### Directions for this task:
Can you retype every record below exactly as written?
** Start Task input **
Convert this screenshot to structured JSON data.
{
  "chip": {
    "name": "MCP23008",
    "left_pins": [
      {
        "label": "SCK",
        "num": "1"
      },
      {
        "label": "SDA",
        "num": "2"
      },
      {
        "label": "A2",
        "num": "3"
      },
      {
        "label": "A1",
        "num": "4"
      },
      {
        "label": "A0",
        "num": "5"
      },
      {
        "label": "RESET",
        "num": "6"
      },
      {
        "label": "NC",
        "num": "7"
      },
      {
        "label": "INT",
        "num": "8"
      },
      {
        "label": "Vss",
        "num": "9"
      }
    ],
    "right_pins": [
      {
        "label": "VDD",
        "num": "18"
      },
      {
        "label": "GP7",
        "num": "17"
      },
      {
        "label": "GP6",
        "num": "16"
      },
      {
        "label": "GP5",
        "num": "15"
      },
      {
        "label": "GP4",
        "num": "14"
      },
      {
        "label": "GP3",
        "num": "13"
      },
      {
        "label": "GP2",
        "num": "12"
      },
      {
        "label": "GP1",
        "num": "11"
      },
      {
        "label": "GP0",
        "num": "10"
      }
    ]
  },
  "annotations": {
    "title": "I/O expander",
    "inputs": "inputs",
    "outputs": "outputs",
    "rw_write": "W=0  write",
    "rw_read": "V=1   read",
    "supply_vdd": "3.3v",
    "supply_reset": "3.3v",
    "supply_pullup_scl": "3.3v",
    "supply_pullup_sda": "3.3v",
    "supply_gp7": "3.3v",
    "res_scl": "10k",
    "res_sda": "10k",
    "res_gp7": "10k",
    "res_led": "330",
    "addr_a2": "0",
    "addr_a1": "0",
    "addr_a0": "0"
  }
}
** End Task input **
### Output for this exercise:
Convert this screenshot to structured JSON data.
{
  "chip": {
    "name": "MCP23008",
    "left_pins": [
      {
        "label": "SCK",
        "num": "1"
      },
      {
        "label": "SDA",
        "num": "2"
      },
      {
        "label": "A2",
        "num": "3"
      },
      {
        "label": "A1",
        "num": "4"
      },
      {
        "label": "A0",
        "num": "5"
      },
      {
        "label": "RESET",
        "num": "6"
      },
      {
        "label": "NC",
        "num": "7"
      },
      {
        "label": "INT",
        "num": "8"
      },
      {
        "label": "Vss",
        "num": "9"
      }
    ],
    "right_pins": [
      {
        "label": "VDD",
        "num": "18"
      },
      {
        "label": "GP7",
        "num": "17"
      },
      {
        "label": "GP6",
        "num": "16"
      },
      {
        "label": "GP5",
        "num": "15"
      },
      {
        "label": "GP4",
        "num": "14"
      },
      {
        "label": "GP3",
        "num": "13"
      },
      {
        "label": "GP2",
        "num": "12"
      },
      {
        "label": "GP1",
        "num": "11"
      },
      {
        "label": "GP0",
        "num": "10"
      }
    ]
  },
  "annotations": {
    "title": "I/O expander",
    "inputs": "inputs",
    "outputs": "outputs",
    "rw_write": "W=0  write",
    "rw_read": "V=1   read",
    "supply_vdd": "3.3v",
    "supply_reset": "3.3v",
    "supply_pullup_scl": "3.3v",
    "supply_pullup_sda": "3.3v",
    "supply_gp7": "3.3v",
    "res_scl": "10k",
    "res_sda": "10k",
    "res_gp7": "10k",
    "res_led": "330",
    "addr_a2": "0",
    "addr_a1": "0",
    "addr_a0": "0"
  }
}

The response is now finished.